How many lines in the records below contain the word "Aliquam"? Answer with the number alone.

__Material supplied__:
>>

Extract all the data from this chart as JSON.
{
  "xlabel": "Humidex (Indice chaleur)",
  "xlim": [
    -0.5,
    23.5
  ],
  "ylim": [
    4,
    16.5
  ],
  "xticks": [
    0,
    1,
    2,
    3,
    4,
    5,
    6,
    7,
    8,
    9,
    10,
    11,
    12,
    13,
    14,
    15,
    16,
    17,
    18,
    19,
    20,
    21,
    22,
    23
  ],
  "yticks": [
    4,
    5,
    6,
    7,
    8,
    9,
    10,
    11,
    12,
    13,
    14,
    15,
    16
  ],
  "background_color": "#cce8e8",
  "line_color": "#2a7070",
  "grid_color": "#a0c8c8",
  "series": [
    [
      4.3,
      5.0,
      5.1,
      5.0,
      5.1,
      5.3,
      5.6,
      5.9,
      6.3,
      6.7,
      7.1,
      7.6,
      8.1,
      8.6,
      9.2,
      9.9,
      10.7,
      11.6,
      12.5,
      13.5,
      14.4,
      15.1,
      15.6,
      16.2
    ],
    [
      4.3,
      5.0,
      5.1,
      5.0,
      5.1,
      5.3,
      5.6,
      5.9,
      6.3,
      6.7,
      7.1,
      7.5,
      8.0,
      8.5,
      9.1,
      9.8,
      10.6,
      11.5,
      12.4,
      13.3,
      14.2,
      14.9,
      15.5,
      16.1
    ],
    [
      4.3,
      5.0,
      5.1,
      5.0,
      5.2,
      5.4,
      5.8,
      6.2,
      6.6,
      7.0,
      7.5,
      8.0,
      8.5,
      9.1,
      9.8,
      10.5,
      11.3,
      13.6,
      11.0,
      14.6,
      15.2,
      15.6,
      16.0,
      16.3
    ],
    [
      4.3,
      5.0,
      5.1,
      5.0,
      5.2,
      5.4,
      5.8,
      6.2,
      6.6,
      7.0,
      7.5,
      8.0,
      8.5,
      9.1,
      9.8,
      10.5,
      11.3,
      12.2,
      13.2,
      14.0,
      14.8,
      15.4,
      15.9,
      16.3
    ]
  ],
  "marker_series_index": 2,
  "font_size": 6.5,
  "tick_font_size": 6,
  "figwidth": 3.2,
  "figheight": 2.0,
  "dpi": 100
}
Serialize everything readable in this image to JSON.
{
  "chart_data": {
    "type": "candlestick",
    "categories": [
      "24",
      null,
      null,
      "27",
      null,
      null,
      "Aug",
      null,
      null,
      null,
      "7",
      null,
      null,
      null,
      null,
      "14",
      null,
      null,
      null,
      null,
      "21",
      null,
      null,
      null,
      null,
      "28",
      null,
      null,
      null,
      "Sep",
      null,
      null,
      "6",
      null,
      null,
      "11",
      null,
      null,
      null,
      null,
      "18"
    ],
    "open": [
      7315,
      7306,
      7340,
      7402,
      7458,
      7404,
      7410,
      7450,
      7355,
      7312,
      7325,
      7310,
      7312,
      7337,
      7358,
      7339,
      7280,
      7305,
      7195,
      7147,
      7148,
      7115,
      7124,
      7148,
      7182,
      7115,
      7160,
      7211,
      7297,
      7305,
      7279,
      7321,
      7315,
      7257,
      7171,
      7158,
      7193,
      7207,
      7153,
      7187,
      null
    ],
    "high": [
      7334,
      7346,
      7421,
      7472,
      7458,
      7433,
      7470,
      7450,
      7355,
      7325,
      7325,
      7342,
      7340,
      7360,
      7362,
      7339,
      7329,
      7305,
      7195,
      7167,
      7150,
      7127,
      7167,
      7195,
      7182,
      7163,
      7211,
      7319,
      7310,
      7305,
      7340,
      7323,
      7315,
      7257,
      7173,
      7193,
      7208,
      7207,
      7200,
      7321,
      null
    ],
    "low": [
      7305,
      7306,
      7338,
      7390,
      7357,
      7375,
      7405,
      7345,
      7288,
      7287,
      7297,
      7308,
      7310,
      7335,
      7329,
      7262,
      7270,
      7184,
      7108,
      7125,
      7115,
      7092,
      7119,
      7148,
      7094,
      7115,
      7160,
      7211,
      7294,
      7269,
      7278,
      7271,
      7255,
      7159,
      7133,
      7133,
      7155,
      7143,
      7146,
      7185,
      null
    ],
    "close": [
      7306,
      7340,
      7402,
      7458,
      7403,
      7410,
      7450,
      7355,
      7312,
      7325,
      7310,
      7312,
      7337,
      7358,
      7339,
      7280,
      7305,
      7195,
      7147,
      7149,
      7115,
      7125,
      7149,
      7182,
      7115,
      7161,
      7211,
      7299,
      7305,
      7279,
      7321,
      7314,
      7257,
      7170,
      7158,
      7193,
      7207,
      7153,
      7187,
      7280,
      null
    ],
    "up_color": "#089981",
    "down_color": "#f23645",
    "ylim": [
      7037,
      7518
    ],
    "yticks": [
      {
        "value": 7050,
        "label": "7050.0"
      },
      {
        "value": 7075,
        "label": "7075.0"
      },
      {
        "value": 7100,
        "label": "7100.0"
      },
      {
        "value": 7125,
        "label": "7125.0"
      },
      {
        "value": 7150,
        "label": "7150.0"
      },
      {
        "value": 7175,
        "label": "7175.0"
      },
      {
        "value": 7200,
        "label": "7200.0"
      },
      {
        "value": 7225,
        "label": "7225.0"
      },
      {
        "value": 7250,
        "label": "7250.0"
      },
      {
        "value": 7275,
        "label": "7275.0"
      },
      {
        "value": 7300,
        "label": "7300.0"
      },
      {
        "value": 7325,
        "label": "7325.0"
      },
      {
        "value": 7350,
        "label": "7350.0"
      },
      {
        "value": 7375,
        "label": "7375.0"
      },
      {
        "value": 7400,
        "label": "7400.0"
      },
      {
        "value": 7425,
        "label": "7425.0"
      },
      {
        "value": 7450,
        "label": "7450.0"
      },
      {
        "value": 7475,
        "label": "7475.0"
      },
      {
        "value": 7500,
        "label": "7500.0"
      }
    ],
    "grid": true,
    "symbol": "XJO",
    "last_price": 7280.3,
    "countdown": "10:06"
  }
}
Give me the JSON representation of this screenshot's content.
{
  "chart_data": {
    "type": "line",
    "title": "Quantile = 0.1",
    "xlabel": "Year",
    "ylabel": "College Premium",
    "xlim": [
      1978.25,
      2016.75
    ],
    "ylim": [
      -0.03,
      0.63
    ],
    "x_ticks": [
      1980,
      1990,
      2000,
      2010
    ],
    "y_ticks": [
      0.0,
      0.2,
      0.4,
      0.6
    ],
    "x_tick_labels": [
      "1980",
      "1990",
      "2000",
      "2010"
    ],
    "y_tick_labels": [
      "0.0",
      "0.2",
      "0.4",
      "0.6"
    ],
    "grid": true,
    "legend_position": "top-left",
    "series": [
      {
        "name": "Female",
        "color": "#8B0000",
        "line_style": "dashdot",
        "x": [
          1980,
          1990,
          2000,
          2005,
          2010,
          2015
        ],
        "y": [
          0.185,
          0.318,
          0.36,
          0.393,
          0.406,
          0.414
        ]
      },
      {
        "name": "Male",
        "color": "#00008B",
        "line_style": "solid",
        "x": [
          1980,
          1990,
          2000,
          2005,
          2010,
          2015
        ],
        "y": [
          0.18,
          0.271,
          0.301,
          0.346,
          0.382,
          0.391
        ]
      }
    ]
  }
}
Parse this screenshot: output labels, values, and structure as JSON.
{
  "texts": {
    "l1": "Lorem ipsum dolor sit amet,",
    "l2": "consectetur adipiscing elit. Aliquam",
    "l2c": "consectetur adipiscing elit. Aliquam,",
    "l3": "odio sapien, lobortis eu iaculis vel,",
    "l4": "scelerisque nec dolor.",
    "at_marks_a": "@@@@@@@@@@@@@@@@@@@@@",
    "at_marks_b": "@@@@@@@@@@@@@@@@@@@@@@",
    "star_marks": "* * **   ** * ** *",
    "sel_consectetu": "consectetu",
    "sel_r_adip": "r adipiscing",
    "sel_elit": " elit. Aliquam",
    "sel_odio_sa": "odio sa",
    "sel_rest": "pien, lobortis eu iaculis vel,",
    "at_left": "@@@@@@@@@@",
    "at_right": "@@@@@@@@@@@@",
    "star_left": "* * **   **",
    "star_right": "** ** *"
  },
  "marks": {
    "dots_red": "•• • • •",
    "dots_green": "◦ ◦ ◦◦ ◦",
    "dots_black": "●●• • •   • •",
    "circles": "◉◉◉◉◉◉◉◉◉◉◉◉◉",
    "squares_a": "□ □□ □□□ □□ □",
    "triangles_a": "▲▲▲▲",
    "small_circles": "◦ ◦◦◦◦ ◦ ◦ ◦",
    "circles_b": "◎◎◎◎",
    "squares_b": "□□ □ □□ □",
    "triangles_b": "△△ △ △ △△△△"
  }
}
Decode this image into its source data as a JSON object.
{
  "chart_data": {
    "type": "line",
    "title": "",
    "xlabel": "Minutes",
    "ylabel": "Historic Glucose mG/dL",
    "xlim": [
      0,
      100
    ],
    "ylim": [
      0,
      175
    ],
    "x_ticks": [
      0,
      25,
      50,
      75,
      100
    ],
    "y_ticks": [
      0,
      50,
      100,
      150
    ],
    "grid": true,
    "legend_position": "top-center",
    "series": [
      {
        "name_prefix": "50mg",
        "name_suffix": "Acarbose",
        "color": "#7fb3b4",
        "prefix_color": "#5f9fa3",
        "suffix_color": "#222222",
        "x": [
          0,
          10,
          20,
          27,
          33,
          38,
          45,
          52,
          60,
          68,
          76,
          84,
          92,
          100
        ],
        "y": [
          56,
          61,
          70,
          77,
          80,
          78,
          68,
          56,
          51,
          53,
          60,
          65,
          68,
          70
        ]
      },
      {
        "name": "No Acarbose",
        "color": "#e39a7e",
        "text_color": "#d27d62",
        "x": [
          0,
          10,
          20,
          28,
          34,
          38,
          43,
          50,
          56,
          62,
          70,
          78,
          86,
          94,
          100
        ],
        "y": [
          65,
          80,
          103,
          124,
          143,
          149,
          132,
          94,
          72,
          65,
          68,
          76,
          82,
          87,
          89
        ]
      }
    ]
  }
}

<<

__Response for this exercise__:
3